(A block of data)
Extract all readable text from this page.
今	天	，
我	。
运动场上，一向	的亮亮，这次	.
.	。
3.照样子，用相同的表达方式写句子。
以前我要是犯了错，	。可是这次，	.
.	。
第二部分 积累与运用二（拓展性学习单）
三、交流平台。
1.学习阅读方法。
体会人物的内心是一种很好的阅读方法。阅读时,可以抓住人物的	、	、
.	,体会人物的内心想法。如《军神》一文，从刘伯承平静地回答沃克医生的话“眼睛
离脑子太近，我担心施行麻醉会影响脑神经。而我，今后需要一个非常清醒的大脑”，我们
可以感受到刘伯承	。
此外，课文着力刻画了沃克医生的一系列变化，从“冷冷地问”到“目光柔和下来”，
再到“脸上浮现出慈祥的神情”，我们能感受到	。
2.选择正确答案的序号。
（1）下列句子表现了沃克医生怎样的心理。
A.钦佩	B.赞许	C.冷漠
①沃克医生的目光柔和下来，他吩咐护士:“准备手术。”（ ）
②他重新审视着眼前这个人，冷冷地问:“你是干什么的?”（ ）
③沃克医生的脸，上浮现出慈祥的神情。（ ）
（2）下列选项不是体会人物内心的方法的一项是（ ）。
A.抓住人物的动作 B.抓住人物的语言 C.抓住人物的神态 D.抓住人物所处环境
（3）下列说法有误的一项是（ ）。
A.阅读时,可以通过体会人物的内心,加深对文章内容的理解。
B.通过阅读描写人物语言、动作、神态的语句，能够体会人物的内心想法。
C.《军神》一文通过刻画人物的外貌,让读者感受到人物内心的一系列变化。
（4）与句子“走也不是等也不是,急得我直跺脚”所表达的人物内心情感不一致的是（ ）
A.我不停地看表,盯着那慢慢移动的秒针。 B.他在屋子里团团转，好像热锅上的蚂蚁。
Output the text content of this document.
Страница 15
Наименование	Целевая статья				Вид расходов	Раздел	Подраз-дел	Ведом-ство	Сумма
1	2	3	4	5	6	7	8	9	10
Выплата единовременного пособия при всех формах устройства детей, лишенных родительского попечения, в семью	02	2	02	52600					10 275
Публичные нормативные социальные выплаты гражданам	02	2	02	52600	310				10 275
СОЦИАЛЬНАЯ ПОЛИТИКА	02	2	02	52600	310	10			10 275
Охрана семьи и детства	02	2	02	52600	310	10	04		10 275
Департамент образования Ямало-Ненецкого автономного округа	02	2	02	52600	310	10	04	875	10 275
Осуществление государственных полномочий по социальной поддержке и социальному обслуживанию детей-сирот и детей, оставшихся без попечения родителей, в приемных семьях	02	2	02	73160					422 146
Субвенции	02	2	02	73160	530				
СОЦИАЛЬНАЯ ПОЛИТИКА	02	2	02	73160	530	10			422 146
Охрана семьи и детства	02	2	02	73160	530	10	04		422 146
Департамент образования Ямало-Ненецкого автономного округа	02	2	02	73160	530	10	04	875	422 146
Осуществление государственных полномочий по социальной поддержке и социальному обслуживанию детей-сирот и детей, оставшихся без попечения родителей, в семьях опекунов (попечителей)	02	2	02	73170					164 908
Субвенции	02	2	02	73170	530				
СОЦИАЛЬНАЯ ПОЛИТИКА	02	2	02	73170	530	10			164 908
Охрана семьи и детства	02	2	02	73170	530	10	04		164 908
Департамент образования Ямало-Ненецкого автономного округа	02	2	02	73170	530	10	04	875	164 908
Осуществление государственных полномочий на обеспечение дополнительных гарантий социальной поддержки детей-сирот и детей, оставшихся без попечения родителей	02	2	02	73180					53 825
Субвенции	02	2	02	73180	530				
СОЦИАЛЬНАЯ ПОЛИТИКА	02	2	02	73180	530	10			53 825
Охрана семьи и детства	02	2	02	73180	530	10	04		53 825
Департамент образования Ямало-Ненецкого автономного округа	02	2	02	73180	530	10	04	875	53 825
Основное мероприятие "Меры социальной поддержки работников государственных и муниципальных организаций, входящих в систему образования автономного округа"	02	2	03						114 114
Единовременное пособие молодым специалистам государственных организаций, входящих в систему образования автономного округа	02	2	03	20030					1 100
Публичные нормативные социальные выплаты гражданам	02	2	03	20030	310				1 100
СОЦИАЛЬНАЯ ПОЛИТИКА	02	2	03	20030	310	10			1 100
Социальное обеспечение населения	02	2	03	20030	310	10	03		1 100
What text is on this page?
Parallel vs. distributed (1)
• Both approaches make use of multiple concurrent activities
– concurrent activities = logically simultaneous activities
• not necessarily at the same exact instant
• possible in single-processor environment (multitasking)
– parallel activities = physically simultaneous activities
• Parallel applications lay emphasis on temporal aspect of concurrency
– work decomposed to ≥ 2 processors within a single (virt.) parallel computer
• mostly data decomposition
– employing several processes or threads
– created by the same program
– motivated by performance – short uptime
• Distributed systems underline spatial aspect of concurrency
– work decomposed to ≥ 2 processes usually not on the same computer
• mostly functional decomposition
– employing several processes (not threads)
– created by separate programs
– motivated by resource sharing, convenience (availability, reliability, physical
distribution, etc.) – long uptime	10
==
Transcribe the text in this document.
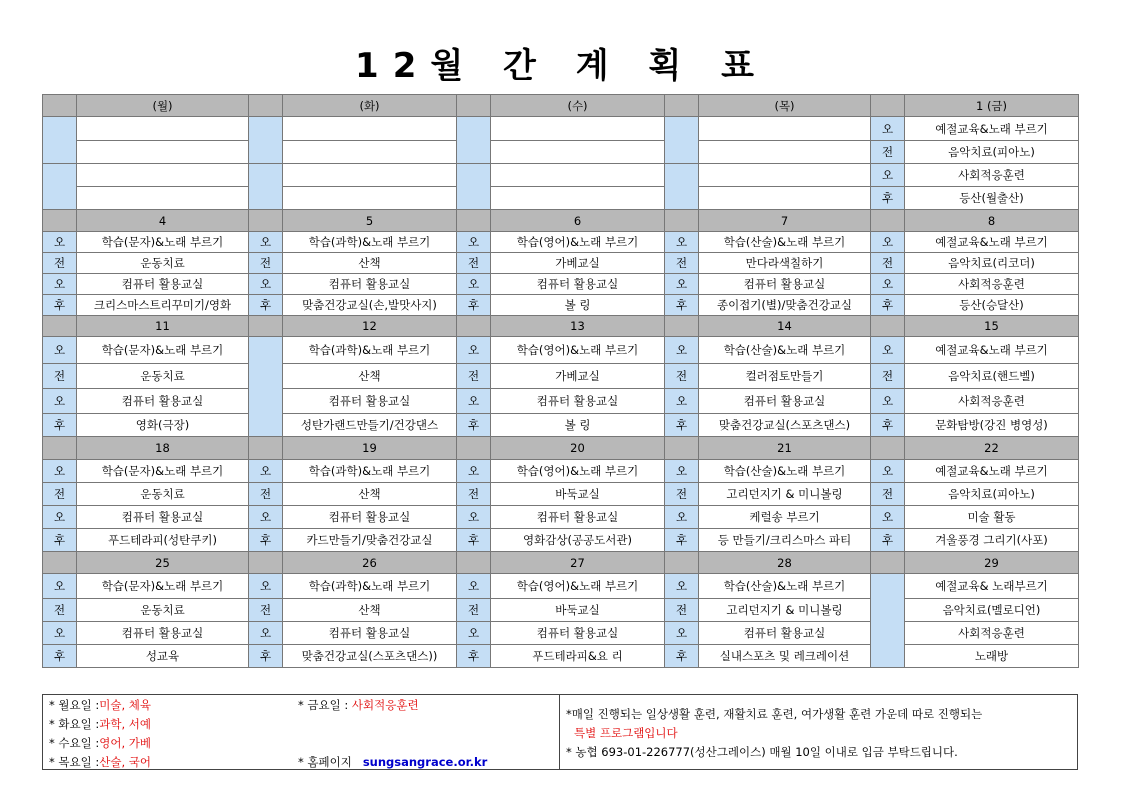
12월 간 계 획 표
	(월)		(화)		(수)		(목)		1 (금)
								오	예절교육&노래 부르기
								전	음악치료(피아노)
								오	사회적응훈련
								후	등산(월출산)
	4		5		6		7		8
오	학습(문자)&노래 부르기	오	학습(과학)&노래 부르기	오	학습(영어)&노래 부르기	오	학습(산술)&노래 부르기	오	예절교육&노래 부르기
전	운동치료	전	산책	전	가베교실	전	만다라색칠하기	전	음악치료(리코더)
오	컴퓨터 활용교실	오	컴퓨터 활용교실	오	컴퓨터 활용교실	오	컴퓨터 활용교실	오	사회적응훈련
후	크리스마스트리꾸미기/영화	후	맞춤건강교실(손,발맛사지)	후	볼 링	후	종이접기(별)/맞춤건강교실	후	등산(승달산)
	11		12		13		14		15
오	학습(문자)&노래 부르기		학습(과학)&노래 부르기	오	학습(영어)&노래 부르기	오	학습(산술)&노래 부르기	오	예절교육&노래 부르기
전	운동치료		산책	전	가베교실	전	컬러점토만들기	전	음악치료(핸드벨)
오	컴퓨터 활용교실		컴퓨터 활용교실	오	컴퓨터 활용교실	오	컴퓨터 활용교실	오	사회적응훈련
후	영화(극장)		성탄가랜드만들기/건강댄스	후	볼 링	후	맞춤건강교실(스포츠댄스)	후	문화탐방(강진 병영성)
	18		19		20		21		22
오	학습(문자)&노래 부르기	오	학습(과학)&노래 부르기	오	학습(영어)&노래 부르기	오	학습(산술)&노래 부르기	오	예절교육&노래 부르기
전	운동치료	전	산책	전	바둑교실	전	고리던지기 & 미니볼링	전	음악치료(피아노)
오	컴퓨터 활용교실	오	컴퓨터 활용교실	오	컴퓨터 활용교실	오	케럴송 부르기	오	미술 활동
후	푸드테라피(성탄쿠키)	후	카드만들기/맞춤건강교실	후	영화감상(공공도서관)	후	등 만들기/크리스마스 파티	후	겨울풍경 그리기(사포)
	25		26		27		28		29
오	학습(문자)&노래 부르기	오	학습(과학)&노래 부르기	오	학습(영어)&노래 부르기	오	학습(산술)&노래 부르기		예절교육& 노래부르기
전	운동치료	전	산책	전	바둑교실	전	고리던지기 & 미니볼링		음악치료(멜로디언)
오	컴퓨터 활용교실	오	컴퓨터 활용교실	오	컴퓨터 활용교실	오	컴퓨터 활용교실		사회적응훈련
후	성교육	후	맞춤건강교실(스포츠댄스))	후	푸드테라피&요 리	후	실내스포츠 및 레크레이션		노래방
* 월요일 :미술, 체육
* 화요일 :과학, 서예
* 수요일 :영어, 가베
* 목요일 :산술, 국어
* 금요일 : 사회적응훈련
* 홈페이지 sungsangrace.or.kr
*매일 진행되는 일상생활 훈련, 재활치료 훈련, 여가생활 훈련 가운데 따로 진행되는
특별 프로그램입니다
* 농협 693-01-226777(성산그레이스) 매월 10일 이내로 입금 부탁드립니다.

Exercise ->
Return a copy of every line that includes the word "document".

Finished task ->
Output the text content of this document.
Transcribe the text in this document.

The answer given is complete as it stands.